| Given exercise |
Repeat the lines that follow, leaving nothing out.

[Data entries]
--- start ---

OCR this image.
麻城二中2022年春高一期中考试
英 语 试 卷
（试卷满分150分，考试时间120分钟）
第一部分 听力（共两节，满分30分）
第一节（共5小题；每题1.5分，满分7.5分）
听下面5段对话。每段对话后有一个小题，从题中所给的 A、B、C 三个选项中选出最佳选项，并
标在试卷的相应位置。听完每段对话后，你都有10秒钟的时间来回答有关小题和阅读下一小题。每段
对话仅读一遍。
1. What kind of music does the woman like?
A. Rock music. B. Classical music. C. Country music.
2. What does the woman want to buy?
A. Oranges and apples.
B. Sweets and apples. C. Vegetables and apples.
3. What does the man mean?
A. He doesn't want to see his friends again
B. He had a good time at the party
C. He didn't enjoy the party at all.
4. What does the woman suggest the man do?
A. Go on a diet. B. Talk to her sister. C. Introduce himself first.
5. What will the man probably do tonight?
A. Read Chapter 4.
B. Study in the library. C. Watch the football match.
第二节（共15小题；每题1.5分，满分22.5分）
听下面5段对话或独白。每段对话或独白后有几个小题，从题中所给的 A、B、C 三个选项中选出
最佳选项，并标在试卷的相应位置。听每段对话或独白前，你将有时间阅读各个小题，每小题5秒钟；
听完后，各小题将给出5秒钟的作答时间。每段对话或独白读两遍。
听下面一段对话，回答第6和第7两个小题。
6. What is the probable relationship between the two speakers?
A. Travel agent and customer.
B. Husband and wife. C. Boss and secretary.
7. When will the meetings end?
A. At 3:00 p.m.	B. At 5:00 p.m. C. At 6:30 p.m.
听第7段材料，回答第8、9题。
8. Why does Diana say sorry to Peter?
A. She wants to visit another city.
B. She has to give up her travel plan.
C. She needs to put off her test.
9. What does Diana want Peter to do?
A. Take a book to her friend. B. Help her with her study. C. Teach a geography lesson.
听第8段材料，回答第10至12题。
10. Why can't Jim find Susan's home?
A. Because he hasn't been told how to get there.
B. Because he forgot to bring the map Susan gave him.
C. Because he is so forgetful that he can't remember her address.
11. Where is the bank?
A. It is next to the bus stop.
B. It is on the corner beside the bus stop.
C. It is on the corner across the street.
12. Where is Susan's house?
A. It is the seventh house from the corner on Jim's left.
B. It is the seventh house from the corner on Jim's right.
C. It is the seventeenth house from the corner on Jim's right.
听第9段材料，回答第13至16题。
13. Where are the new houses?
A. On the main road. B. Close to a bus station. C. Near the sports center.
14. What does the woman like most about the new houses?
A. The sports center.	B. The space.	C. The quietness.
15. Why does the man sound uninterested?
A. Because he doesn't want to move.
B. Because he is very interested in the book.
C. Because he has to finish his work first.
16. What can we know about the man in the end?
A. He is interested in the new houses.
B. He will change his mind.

--- end ---

| Written reply |
OCR this image.
麻城二中2022年春高一期中考试
英 语 试 卷
（试卷满分150分，考试时间120分钟）
第一部分 听力（共两节，满分30分）
第一节（共5小题；每题1.5分，满分7.5分）
听下面5段对话。每段对话后有一个小题，从题中所给的 A、B、C 三个选项中选出最佳选项，并
标在试卷的相应位置。听完每段对话后，你都有10秒钟的时间来回答有关小题和阅读下一小题。每段
对话仅读一遍。
1. What kind of music does the woman like?
A. Rock music. B. Classical music. C. Country music.
2. What does the woman want to buy?
A. Oranges and apples.
B. Sweets and apples. C. Vegetables and apples.
3. What does the man mean?
A. He doesn't want to see his friends again
B. He had a good time at the party
C. He didn't enjoy the party at all.
4. What does the woman suggest the man do?
A. Go on a diet. B. Talk to her sister. C. Introduce himself first.
5. What will the man probably do tonight?
A. Read Chapter 4.
B. Study in the library. C. Watch the football match.
第二节（共15小题；每题1.5分，满分22.5分）
听下面5段对话或独白。每段对话或独白后有几个小题，从题中所给的 A、B、C 三个选项中选出
最佳选项，并标在试卷的相应位置。听每段对话或独白前，你将有时间阅读各个小题，每小题5秒钟；
听完后，各小题将给出5秒钟的作答时间。每段对话或独白读两遍。
听下面一段对话，回答第6和第7两个小题。
6. What is the probable relationship between the two speakers?
A. Travel agent and customer.
B. Husband and wife. C. Boss and secretary.
7. When will the meetings end?
A. At 3:00 p.m.	B. At 5:00 p.m. C. At 6:30 p.m.
听第7段材料，回答第8、9题。
8. Why does Diana say sorry to Peter?
A. She wants to visit another city.
B. She has to give up her travel plan.
C. She needs to put off her test.
9. What does Diana want Peter to do?
A. Take a book to her friend. B. Help her with her study. C. Teach a geography lesson.
听第8段材料，回答第10至12题。
10. Why can't Jim find Susan's home?
A. Because he hasn't been told how to get there.
B. Because he forgot to bring the map Susan gave him.
C. Because he is so forgetful that he can't remember her address.
11. Where is the bank?
A. It is next to the bus stop.
B. It is on the corner beside the bus stop.
C. It is on the corner across the street.
12. Where is Susan's house?
A. It is the seventh house from the corner on Jim's left.
B. It is the seventh house from the corner on Jim's right.
C. It is the seventeenth house from the corner on Jim's right.
听第9段材料，回答第13至16题。
13. Where are the new houses?
A. On the main road. B. Close to a bus station. C. Near the sports center.
14. What does the woman like most about the new houses?
A. The sports center.	B. The space.	C. The quietness.
15. Why does the man sound uninterested?
A. Because he doesn't want to move.
B. Because he is very interested in the book.
C. Because he has to finish his work first.
16. What can we know about the man in the end?
A. He is interested in the new houses.
B. He will change his mind.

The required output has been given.